> YOUR GOAL
Scan the listing below. Report each line that includes "Output".

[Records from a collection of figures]
>> begin

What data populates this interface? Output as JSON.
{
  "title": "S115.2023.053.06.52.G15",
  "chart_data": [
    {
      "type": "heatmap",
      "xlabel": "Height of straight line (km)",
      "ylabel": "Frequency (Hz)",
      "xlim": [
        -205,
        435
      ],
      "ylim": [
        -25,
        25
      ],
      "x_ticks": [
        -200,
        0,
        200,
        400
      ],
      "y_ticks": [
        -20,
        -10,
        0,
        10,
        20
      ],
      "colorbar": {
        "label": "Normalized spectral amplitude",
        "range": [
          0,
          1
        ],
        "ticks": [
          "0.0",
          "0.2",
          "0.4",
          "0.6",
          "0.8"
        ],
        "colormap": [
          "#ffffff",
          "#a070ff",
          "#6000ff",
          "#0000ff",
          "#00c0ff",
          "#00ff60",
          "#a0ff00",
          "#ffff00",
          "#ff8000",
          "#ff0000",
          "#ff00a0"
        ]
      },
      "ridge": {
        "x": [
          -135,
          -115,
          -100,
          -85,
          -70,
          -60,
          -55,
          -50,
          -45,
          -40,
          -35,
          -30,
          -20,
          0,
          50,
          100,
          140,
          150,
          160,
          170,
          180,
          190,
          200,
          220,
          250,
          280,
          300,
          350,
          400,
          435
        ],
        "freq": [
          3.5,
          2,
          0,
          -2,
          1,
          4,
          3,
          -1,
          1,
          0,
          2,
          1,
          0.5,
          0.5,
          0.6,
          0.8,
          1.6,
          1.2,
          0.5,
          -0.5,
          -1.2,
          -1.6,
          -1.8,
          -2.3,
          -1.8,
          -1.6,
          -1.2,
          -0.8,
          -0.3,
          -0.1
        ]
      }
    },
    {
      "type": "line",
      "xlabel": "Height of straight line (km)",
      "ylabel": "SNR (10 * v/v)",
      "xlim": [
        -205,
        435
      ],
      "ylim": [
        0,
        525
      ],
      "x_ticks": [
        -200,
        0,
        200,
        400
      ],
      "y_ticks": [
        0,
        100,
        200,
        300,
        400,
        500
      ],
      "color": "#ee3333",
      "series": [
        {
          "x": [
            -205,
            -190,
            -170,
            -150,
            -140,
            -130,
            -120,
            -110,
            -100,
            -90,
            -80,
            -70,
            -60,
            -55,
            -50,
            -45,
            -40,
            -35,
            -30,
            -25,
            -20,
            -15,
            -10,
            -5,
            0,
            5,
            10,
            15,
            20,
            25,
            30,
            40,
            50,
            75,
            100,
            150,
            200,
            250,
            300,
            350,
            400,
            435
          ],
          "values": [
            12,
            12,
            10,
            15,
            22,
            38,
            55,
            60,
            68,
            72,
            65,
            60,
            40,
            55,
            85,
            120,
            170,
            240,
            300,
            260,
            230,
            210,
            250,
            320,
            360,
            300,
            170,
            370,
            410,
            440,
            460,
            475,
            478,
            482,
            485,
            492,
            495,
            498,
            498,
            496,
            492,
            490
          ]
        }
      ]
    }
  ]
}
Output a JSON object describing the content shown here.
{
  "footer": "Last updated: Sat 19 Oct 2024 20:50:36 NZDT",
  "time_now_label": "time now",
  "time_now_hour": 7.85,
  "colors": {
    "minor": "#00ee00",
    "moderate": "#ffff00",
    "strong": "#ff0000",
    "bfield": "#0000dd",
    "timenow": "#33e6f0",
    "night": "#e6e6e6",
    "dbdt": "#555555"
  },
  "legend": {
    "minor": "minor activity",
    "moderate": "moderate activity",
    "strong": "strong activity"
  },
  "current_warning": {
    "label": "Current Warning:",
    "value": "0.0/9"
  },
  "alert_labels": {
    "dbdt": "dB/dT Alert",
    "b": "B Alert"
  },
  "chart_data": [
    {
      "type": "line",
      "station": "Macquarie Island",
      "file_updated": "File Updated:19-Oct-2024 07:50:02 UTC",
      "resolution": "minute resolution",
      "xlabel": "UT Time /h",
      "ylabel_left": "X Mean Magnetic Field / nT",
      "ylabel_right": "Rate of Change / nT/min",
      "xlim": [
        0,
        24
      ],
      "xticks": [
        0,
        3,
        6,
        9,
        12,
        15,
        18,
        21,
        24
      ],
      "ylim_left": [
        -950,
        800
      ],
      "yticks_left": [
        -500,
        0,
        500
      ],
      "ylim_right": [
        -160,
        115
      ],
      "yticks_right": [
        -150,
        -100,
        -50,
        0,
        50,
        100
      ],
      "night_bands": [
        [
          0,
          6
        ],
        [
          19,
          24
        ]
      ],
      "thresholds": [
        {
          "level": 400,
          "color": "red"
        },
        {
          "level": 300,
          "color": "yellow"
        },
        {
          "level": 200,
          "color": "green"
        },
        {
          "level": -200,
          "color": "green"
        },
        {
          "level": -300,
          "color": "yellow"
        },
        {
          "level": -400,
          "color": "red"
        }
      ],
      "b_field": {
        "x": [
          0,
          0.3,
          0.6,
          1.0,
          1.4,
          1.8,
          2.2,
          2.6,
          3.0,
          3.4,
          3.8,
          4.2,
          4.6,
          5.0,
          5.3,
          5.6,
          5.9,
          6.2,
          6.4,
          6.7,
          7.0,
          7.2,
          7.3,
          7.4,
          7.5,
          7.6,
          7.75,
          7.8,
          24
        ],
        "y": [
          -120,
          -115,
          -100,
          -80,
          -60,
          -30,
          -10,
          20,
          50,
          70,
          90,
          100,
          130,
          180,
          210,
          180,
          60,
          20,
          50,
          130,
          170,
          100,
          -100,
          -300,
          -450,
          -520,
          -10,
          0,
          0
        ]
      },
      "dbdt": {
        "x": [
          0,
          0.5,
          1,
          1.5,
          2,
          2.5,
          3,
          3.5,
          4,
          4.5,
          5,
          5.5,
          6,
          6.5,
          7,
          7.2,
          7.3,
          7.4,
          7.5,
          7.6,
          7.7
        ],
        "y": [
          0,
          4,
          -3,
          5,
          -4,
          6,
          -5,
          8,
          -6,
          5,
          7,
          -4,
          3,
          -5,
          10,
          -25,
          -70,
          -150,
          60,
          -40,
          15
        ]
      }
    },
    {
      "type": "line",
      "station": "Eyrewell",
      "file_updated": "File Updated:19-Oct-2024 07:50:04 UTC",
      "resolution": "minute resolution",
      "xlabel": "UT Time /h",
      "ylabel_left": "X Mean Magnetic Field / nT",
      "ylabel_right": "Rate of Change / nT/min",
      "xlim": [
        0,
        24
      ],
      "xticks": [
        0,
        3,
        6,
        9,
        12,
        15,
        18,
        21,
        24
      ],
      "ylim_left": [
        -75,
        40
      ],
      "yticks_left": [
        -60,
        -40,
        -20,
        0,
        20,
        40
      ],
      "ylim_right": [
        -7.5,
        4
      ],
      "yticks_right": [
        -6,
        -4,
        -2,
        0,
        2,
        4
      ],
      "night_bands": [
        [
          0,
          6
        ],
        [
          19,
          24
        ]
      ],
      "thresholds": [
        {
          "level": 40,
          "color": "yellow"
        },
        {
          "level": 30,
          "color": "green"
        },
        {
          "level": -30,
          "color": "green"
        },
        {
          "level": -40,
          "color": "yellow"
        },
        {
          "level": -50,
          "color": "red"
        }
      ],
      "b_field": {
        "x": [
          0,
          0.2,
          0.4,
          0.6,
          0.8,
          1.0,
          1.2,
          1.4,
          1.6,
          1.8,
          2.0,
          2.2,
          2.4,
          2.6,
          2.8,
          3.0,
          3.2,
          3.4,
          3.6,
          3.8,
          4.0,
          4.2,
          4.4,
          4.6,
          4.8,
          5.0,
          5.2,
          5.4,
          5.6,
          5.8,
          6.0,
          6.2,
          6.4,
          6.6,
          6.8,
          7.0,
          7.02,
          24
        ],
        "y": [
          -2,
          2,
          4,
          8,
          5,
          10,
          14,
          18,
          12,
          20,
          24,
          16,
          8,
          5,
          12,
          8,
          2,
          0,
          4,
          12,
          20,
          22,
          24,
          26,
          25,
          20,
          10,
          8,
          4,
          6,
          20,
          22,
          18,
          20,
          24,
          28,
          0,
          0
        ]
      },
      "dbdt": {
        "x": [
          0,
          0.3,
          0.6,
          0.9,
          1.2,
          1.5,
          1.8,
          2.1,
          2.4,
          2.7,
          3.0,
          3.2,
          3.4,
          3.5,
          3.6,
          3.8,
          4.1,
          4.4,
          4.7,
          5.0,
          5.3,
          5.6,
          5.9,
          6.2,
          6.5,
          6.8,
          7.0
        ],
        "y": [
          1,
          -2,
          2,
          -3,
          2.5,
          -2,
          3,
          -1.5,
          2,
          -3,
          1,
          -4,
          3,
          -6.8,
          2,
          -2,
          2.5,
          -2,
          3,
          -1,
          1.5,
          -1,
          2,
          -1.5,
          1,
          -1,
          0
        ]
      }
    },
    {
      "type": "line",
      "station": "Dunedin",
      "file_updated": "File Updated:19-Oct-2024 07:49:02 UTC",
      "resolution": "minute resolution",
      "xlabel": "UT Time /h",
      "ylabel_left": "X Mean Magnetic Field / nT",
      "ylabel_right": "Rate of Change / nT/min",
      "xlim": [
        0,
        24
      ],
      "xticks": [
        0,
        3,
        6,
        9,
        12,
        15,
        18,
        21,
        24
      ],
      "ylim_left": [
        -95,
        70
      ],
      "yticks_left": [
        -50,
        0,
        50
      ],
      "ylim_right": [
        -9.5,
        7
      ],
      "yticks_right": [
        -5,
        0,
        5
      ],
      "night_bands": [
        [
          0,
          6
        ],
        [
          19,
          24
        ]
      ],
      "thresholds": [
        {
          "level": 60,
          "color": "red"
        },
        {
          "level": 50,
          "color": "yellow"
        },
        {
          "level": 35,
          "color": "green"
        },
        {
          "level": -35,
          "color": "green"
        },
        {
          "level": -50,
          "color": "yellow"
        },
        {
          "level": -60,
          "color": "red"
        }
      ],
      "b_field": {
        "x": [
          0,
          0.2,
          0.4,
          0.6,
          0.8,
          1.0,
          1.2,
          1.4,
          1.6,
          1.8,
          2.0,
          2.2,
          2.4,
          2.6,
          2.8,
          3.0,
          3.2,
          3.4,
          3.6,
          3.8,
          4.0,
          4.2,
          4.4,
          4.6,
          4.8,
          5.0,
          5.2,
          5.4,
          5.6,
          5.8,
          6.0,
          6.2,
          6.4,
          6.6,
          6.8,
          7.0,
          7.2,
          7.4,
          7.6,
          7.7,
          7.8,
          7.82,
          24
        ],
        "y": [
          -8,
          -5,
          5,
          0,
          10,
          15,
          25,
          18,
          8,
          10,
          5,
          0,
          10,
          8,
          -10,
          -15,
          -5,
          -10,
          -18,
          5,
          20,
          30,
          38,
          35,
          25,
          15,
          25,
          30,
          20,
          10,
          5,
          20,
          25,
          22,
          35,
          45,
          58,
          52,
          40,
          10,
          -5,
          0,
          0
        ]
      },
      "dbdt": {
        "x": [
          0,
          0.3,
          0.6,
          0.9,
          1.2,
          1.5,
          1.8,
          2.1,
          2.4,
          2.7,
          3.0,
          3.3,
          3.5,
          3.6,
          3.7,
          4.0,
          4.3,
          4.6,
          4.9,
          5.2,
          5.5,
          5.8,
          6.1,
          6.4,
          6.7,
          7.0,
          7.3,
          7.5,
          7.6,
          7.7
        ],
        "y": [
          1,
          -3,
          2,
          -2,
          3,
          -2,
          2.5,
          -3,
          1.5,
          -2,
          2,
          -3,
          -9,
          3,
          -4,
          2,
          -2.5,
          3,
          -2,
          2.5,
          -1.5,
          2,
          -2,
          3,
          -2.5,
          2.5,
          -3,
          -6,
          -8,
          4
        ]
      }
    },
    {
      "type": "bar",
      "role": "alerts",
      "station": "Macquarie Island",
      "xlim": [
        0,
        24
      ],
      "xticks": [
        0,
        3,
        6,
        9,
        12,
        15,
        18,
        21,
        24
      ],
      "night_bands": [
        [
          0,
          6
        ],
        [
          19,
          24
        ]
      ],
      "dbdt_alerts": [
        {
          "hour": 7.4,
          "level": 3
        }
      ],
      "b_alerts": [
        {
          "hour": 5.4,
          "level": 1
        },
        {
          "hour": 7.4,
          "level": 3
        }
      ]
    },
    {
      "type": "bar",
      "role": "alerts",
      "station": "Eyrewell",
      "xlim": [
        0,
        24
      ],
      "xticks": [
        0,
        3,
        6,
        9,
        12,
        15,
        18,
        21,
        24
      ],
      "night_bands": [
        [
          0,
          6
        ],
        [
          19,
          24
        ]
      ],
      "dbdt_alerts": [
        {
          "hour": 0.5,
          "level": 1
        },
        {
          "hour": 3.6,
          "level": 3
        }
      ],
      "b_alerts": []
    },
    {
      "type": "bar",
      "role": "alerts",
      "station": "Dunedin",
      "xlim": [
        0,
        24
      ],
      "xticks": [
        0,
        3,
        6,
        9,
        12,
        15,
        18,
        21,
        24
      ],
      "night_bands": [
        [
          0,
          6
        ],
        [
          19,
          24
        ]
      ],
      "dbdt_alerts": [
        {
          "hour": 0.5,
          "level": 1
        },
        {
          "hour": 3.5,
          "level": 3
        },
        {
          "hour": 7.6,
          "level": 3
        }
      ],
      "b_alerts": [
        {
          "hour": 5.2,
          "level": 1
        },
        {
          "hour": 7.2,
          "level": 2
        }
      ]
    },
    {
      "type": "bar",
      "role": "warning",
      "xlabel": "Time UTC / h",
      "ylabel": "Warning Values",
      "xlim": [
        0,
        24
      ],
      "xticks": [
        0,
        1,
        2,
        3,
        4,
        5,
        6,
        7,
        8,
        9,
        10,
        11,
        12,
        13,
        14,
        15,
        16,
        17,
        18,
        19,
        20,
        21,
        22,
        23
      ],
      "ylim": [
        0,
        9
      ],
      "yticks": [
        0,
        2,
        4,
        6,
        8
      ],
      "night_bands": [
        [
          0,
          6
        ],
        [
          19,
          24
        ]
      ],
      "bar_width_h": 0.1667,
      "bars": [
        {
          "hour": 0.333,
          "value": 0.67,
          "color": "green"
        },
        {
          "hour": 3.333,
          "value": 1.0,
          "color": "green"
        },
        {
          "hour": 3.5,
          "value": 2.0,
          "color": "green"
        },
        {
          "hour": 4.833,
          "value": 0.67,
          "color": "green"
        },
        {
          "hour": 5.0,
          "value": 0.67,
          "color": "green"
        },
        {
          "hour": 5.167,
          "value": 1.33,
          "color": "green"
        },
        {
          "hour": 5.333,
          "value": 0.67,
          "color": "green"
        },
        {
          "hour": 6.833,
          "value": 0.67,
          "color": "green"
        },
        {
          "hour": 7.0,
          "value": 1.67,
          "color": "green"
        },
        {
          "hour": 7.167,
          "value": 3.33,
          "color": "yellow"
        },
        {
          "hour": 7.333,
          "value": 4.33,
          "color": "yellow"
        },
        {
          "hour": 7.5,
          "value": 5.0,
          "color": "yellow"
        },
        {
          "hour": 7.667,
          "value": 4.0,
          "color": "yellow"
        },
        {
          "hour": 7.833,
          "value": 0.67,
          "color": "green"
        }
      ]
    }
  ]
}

>> end

> REPLY TO THE EXERCISE
What data populates this interface? Output as JSON.
Output a JSON object describing the content shown here.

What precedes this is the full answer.